→ Task objective: Your answer should be a single number: the count of lines that hold the word "Decode".

+++ Supplied material

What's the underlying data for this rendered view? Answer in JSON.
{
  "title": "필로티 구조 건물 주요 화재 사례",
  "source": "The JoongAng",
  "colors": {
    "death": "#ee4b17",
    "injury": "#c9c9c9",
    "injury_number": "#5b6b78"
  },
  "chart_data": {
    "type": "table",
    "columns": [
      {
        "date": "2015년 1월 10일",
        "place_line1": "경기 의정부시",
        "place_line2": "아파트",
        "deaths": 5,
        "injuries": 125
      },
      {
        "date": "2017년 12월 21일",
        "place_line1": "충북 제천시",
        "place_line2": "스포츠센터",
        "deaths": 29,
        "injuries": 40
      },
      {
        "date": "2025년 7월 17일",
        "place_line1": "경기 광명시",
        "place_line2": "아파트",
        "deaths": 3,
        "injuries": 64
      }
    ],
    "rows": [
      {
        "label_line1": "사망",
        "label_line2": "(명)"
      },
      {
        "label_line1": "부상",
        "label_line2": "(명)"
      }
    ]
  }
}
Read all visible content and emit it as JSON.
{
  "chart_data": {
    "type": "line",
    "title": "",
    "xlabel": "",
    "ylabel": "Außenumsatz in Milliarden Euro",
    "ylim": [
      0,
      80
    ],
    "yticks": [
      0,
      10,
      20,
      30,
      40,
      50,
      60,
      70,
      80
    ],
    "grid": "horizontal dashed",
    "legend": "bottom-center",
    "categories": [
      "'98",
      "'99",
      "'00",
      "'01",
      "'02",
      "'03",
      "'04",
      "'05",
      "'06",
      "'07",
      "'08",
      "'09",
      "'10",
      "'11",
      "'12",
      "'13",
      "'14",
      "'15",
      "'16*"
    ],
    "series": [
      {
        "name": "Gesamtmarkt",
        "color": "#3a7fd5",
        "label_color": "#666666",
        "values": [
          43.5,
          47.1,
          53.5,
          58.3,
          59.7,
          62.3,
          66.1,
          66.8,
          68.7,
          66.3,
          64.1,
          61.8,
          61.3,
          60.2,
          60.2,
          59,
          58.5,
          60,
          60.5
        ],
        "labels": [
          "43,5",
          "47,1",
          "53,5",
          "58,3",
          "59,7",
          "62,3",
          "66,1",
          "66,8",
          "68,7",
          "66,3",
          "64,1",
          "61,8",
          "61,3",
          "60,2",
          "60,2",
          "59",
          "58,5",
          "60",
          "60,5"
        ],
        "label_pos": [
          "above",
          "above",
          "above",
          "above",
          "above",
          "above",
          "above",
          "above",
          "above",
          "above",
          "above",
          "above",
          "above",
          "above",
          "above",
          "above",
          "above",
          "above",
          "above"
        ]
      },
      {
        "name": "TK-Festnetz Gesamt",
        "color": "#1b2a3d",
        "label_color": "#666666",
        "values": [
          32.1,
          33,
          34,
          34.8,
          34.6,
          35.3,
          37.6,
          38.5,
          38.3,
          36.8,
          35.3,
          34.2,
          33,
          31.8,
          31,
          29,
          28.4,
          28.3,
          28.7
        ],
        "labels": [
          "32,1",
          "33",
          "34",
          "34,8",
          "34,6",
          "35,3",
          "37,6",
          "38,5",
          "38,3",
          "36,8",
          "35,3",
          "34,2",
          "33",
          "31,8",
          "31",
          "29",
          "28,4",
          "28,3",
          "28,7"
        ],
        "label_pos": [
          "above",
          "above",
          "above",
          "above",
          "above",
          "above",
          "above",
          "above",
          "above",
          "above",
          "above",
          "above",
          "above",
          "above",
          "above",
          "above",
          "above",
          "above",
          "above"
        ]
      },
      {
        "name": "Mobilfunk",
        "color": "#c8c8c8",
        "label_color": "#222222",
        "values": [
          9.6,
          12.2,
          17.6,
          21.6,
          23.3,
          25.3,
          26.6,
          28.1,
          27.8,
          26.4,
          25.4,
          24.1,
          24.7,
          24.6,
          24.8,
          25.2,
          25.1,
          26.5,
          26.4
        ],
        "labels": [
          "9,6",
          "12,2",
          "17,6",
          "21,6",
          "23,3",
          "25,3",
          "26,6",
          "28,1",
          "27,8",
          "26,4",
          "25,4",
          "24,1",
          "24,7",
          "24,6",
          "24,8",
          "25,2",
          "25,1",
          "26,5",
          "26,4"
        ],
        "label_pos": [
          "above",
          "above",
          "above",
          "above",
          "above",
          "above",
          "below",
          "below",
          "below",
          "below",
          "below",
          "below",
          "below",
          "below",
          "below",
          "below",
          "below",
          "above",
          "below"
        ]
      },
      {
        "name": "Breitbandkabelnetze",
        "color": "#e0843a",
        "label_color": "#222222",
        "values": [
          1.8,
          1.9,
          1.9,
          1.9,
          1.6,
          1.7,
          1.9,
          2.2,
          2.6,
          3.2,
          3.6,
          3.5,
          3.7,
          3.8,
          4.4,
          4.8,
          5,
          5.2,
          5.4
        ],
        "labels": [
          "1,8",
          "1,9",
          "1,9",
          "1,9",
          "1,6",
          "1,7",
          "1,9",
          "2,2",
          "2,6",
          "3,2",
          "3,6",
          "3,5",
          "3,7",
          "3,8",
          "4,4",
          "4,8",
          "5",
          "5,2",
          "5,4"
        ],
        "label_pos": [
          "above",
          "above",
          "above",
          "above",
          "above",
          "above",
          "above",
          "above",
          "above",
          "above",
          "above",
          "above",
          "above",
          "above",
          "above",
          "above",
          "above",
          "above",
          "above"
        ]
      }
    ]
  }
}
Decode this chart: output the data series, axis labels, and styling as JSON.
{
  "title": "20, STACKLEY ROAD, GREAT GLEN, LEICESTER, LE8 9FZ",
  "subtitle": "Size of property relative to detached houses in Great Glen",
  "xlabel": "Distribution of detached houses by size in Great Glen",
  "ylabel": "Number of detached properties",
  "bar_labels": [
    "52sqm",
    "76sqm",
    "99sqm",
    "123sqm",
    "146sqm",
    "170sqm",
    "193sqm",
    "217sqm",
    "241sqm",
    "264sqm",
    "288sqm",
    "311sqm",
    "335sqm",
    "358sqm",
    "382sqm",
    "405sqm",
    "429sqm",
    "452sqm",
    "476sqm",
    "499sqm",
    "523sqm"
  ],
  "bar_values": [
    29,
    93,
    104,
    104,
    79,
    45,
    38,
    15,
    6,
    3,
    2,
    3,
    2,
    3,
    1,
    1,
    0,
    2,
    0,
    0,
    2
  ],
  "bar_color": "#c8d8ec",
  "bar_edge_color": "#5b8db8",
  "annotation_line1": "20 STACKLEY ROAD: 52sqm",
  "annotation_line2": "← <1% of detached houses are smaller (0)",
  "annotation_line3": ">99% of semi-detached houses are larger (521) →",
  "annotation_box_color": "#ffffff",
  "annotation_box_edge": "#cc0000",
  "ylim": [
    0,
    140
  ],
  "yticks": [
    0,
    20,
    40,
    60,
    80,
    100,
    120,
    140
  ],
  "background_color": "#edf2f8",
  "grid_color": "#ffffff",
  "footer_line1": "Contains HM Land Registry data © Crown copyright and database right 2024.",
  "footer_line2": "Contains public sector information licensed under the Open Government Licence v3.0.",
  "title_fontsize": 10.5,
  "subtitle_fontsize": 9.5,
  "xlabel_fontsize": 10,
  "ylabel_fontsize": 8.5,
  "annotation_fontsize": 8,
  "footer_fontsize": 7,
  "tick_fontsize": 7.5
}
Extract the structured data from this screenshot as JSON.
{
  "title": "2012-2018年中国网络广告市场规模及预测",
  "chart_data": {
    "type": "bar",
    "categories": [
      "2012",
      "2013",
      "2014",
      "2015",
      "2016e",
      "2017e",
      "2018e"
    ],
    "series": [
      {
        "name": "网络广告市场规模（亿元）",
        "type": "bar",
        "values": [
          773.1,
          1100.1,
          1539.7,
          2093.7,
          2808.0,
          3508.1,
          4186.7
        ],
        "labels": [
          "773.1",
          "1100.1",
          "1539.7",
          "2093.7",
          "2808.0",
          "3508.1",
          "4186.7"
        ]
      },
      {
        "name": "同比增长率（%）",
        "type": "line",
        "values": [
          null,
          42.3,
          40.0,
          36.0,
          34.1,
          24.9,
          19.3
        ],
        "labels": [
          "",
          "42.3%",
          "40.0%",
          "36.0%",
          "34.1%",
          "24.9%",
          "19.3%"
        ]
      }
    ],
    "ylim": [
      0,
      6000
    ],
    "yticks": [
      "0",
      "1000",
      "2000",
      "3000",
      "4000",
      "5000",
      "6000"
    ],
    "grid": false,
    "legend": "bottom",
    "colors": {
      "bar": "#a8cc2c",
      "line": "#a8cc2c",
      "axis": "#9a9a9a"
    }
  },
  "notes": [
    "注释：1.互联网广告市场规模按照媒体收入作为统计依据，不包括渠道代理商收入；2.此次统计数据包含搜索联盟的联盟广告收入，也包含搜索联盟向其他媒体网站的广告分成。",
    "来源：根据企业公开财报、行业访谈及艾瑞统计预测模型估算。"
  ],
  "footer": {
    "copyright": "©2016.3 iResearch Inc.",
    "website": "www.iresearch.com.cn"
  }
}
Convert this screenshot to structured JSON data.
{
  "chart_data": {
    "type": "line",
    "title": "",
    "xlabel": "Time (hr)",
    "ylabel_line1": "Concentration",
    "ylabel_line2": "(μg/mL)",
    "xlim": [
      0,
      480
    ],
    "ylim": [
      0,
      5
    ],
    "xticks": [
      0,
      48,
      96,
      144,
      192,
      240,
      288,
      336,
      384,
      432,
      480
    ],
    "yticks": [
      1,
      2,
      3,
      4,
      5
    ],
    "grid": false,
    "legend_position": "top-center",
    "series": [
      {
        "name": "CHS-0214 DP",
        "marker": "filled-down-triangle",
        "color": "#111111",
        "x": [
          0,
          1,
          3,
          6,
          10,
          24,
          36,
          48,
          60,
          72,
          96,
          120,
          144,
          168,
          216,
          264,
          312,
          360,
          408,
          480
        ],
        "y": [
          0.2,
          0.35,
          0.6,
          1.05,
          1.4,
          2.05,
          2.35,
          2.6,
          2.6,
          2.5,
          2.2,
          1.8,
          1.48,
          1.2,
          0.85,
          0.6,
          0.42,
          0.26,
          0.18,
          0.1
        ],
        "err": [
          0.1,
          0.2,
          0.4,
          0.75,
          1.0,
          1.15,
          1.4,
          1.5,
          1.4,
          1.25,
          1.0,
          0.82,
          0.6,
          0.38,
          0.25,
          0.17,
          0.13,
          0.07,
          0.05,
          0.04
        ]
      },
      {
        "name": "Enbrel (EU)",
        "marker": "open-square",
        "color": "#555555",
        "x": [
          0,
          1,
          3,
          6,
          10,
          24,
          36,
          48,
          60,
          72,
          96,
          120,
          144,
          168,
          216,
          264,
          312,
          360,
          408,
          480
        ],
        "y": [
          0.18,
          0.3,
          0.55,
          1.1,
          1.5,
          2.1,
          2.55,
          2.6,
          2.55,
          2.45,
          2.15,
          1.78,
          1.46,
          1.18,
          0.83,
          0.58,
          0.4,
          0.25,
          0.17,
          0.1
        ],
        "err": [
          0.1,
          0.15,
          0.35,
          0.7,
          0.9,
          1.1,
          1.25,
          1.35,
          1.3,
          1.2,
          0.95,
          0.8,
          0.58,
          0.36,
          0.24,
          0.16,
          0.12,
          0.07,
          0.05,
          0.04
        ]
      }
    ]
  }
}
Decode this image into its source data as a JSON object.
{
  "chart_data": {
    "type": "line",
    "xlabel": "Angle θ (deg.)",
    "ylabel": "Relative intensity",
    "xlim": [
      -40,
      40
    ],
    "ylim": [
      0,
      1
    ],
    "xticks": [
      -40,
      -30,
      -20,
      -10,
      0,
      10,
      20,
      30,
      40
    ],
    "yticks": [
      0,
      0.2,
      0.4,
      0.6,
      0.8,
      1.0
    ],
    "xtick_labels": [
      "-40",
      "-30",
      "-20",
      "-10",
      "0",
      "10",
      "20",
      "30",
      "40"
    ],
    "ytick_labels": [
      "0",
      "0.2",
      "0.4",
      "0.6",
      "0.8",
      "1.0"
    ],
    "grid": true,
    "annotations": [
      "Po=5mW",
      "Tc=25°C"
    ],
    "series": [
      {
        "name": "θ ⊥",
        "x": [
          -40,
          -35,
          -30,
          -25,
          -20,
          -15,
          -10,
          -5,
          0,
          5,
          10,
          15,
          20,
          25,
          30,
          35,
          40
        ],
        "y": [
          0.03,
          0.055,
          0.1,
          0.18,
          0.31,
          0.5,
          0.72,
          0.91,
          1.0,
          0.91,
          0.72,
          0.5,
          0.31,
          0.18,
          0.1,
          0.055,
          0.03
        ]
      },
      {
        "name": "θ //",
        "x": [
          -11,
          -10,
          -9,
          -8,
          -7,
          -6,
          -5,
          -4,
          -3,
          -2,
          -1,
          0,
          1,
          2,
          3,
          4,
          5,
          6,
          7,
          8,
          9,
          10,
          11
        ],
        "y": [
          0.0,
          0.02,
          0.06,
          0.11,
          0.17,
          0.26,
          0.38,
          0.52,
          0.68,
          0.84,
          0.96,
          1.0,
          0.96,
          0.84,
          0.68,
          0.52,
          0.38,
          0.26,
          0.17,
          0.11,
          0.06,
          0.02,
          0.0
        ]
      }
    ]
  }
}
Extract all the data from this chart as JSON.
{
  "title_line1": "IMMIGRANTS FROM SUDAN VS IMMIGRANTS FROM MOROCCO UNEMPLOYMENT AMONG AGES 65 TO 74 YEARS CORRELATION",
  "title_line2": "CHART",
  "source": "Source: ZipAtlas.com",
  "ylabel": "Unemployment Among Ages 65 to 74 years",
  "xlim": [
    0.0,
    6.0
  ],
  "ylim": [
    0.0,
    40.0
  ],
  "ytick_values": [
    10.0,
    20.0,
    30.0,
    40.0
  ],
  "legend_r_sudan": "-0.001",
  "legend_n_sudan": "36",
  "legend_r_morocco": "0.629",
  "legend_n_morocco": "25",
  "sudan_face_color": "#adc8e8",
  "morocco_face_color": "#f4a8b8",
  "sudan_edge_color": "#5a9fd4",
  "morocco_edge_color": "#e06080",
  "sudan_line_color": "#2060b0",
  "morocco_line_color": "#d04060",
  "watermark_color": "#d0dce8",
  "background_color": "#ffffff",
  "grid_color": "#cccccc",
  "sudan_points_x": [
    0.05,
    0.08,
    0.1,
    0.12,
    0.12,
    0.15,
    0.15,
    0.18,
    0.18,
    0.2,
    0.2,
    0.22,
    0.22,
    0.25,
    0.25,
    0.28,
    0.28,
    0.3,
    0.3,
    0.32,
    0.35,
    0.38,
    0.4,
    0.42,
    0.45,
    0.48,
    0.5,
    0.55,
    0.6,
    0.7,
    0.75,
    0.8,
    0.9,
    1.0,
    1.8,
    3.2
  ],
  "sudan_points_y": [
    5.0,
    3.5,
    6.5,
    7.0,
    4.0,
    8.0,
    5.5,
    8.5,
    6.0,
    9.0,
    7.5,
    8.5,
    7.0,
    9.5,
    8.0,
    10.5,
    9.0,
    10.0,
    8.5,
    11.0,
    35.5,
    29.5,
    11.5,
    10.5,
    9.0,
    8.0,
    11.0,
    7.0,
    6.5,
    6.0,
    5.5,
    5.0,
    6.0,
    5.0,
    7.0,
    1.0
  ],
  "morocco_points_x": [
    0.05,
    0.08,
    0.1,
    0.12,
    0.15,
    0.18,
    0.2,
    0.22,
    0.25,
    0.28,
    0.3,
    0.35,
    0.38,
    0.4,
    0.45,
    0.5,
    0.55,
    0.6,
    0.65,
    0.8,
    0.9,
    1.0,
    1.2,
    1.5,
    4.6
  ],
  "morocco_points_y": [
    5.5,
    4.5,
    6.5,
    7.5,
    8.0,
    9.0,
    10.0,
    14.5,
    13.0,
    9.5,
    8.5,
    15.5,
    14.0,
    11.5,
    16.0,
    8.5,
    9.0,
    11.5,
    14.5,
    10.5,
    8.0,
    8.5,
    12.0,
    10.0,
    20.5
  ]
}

++++++

→ Response: 2